[Begin]

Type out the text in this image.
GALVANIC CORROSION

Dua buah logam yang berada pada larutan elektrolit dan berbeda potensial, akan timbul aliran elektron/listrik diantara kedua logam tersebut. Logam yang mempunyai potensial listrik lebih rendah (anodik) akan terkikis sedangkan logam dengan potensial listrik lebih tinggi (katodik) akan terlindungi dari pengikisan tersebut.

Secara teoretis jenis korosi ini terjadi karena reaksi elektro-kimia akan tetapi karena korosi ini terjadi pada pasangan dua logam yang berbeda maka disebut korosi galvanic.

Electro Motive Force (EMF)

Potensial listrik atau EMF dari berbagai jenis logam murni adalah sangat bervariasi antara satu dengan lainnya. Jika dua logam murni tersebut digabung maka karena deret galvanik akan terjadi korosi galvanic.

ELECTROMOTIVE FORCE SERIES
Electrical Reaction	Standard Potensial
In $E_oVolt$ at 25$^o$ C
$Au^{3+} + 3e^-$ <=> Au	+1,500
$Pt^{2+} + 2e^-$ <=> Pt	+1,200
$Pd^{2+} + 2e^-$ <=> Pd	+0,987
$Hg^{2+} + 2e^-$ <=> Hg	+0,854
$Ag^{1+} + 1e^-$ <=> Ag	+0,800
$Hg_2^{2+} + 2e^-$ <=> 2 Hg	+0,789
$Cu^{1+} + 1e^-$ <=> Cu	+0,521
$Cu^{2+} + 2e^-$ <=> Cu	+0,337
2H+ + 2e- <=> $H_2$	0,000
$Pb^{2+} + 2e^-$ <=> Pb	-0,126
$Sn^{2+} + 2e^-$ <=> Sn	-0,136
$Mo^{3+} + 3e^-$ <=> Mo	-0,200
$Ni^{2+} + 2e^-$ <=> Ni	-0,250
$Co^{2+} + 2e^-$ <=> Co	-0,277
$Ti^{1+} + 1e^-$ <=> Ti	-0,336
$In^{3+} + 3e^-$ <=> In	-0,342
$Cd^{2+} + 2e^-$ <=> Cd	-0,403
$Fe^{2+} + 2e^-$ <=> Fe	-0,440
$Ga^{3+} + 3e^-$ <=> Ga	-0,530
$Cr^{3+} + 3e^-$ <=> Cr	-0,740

[End]
[Begin]

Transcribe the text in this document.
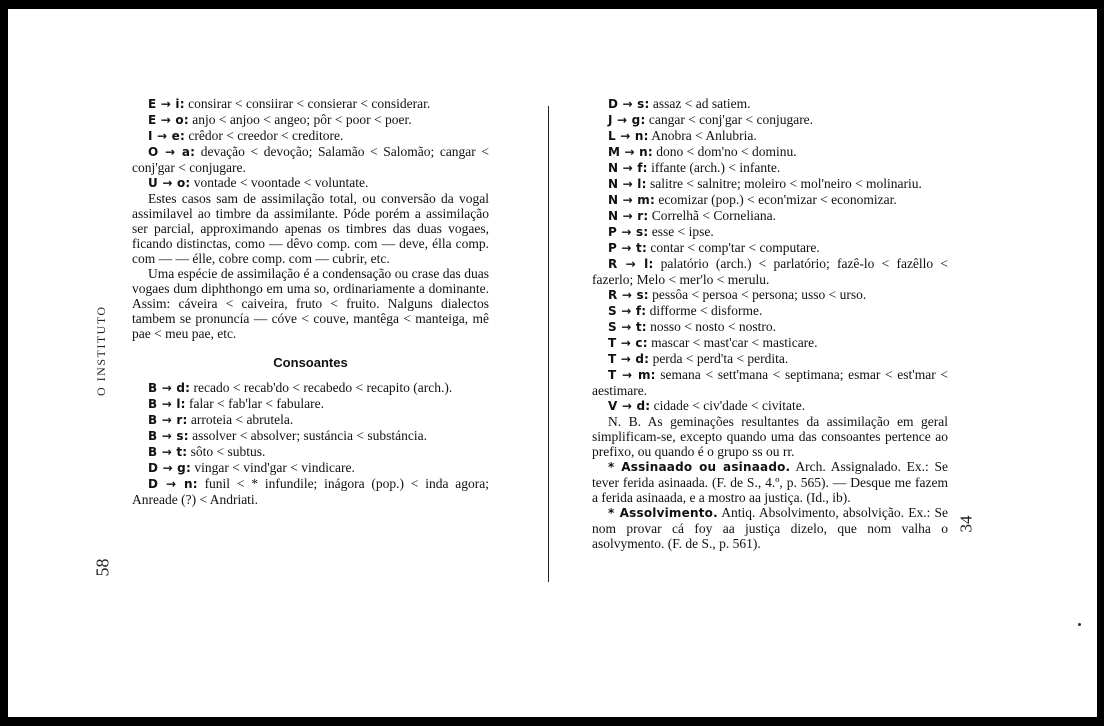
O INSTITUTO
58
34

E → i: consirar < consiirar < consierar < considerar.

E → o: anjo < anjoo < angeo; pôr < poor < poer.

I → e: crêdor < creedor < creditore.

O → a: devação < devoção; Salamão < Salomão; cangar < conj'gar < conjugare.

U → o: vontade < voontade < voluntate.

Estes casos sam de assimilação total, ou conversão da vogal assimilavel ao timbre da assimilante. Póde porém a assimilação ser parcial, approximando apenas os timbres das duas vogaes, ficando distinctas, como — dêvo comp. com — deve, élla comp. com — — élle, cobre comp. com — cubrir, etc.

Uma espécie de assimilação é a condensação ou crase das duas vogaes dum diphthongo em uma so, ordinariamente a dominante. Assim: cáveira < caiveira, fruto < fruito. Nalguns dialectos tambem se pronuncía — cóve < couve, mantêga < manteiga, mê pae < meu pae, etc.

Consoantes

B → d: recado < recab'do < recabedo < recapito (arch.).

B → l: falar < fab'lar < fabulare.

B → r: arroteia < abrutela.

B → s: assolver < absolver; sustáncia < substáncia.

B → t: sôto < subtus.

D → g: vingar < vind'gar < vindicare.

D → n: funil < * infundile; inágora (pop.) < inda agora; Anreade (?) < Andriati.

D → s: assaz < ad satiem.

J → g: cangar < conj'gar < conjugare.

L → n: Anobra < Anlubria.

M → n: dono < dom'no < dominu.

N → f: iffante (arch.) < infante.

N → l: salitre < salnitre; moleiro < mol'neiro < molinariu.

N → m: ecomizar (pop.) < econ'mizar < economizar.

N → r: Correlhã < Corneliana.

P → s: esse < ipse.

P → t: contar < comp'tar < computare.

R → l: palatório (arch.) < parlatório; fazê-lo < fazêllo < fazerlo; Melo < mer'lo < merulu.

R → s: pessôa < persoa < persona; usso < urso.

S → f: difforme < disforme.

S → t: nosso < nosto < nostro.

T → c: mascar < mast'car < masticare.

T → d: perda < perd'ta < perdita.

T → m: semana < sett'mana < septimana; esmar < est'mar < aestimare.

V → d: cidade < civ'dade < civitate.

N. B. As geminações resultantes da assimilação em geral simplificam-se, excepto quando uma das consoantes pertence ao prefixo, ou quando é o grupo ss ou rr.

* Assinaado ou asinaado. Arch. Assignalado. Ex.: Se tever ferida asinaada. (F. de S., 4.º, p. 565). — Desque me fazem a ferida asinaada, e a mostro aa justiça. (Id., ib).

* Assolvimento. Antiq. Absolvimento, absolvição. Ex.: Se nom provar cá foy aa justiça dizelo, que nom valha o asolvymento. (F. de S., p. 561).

[End]
[Begin]

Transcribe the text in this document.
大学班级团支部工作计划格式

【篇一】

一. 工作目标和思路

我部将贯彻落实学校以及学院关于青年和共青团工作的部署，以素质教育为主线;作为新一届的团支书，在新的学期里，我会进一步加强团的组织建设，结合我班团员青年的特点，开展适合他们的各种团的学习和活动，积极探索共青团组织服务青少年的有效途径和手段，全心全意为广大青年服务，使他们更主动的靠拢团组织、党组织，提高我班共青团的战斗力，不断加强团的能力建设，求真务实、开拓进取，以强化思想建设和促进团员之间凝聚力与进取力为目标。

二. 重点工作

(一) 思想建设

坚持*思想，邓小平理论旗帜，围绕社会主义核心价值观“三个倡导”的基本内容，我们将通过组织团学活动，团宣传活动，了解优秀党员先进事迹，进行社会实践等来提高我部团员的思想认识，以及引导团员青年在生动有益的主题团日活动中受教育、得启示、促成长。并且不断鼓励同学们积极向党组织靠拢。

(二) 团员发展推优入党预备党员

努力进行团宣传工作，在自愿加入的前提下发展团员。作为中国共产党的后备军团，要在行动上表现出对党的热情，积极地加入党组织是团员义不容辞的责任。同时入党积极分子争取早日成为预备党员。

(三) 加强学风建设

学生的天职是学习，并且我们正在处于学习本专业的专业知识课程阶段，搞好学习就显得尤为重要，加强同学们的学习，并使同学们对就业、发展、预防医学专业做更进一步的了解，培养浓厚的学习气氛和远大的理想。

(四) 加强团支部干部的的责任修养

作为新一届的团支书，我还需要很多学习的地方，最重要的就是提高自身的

[End]

◆ **What to do**
In the listing above, find the lines holding the word "assimilação" and copy them.

◆ **Correct result**
Estes casos sam de assimilação total, ou conversão da vogal assimilavel ao timbre da assimilante. Póde porém a assimilação ser parcial, approximando apenas os timbres das duas vogaes, ficando distinctas, como — dêvo comp. com — deve, élla comp. com — — élle, cobre comp. com — cubrir, etc.
Uma espécie de assimilação é a condensação ou crase das duas vogaes dum diphthongo em uma so, ordinariamente a dominante. Assim: cáveira < caiveira, fruto < fruito. Nalguns dialectos tambem se pronuncía — cóve < couve, mantêga < manteiga, mê pae < meu pae, etc.
N. B. As geminações resultantes da assimilação em geral simplificam-se, excepto quando uma das consoantes pertence ao prefixo, ou quando é o grupo ss ou rr.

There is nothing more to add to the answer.